Extracted data ->
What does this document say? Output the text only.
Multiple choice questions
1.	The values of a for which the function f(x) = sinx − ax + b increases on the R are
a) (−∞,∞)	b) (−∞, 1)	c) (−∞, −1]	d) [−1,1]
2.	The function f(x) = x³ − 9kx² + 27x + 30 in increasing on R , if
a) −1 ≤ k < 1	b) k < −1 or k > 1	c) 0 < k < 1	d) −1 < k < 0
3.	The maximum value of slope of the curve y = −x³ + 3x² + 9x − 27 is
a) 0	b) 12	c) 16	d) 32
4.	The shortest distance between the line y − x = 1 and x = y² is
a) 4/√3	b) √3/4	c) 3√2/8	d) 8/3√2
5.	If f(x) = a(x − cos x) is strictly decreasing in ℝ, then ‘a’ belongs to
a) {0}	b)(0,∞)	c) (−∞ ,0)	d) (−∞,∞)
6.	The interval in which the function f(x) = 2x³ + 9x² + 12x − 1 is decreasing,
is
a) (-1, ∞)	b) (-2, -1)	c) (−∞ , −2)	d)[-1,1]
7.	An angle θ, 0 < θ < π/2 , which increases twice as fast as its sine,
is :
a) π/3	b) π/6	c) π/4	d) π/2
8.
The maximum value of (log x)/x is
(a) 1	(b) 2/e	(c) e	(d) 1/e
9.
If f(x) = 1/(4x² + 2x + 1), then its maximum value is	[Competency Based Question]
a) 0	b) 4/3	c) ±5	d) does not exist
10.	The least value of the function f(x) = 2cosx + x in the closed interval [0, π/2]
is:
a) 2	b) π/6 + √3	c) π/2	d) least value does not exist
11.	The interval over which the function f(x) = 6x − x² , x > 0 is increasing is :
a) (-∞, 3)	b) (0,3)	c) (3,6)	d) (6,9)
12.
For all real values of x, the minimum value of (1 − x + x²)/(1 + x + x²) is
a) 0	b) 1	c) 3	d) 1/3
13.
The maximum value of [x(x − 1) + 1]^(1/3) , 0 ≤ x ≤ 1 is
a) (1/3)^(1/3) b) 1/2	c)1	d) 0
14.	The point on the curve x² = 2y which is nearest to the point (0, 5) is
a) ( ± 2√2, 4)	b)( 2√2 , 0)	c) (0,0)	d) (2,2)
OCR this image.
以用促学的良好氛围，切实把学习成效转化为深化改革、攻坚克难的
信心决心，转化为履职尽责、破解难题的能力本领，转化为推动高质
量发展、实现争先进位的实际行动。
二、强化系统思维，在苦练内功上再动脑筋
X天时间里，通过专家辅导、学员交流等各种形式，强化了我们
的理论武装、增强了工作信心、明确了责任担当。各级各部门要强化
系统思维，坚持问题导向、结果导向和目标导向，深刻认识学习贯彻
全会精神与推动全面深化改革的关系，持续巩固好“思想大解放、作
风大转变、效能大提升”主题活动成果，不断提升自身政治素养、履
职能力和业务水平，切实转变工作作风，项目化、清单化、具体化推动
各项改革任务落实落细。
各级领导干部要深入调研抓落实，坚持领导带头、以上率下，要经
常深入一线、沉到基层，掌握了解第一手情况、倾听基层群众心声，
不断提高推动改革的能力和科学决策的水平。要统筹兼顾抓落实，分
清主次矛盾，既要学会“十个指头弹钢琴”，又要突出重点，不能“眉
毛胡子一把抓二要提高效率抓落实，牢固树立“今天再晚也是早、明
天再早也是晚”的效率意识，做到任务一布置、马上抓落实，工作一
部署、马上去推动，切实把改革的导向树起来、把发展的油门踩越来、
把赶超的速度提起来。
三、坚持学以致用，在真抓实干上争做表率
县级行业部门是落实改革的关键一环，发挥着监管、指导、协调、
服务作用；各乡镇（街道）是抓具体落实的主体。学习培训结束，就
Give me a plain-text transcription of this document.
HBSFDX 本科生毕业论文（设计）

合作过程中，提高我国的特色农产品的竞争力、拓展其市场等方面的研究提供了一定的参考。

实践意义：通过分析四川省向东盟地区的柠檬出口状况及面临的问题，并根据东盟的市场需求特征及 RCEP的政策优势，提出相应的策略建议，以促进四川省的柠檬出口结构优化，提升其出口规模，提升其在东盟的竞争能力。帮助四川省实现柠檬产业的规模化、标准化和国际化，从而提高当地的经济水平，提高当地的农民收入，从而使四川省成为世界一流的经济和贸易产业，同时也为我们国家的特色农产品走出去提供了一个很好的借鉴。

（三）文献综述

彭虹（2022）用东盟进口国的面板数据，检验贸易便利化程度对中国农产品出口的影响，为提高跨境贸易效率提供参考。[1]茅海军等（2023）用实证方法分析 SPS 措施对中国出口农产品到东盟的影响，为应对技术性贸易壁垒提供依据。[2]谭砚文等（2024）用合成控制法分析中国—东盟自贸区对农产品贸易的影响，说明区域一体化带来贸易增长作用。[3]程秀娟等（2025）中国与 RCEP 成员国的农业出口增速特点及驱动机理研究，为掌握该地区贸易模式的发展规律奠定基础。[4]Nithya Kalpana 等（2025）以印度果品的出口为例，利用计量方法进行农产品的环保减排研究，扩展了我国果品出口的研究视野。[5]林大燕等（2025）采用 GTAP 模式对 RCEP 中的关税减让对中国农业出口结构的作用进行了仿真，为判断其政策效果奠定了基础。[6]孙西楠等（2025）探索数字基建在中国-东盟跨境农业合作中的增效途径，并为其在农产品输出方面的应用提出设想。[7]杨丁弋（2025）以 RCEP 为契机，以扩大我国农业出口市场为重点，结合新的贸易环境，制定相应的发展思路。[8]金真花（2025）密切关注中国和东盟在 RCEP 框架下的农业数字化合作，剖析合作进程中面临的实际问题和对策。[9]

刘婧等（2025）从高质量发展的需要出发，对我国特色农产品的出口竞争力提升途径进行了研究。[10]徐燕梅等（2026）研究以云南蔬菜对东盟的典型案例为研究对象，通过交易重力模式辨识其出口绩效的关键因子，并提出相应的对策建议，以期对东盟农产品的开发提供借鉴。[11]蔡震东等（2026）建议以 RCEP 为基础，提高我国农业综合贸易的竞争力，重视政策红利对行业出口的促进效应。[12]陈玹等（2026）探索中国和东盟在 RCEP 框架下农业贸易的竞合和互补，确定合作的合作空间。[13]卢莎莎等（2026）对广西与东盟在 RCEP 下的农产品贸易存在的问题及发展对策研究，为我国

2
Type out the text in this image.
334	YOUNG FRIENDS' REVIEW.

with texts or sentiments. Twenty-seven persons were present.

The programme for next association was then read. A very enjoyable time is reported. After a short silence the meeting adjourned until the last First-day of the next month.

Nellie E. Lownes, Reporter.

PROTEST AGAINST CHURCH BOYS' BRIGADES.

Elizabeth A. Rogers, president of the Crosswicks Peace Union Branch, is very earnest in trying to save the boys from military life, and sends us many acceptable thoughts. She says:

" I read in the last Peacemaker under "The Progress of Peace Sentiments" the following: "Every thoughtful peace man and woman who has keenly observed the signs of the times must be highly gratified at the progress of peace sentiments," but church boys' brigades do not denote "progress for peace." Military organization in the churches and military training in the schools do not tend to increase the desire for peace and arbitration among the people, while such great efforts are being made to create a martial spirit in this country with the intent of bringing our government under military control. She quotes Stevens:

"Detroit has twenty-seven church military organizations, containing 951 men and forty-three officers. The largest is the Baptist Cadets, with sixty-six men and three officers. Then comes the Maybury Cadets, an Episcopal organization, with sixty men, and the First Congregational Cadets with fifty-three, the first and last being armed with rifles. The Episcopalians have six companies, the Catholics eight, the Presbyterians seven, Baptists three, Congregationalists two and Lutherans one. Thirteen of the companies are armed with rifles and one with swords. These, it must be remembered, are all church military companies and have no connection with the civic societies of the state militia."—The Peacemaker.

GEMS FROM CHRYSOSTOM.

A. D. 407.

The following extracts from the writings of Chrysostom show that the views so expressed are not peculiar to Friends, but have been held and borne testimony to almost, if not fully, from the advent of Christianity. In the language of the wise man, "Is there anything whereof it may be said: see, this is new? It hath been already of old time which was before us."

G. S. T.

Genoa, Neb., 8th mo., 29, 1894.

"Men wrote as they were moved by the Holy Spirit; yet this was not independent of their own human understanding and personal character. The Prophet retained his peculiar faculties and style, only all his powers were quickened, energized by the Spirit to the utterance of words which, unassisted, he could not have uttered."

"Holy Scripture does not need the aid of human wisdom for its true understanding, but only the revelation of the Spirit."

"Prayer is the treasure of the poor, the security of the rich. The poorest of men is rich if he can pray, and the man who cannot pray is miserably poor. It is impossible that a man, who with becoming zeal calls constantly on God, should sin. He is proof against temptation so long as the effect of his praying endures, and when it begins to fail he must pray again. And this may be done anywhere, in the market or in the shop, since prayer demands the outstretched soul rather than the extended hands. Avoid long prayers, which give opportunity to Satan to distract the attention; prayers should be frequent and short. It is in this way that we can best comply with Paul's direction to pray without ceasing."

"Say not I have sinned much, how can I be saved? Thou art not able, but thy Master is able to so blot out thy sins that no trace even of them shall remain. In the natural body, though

Exercise details -> Go through the material and copy out every line with "being" in it.

Answer to the exercise ->
" I read in the last Peacemaker under "The Progress of Peace Sentiments" the following: "Every thoughtful peace man and woman who has keenly observed the signs of the times must be highly gratified at the progress of peace sentiments," but church boys' brigades do not denote "progress for peace." Military organization in the churches and military training in the schools do not tend to increase the desire for peace and arbitration among the people, while such great efforts are being made to create a martial spirit in this country with the intent of bringing our government under military control. She quotes Stevens:
"Detroit has twenty-seven church military organizations, containing 951 men and forty-three officers. The largest is the Baptist Cadets, with sixty-six men and three officers. Then comes the Maybury Cadets, an Episcopal organization, with sixty men, and the First Congregational Cadets with fifty-three, the first and last being armed with rifles. The Episcopalians have six companies, the Catholics eight, the Presbyterians seven, Baptists three, Congregationalists two and Lutherans one. Thirteen of the companies are armed with rifles and one with swords. These, it must be remembered, are all church military companies and have no connection with the civic societies of the state militia."—The Peacemaker.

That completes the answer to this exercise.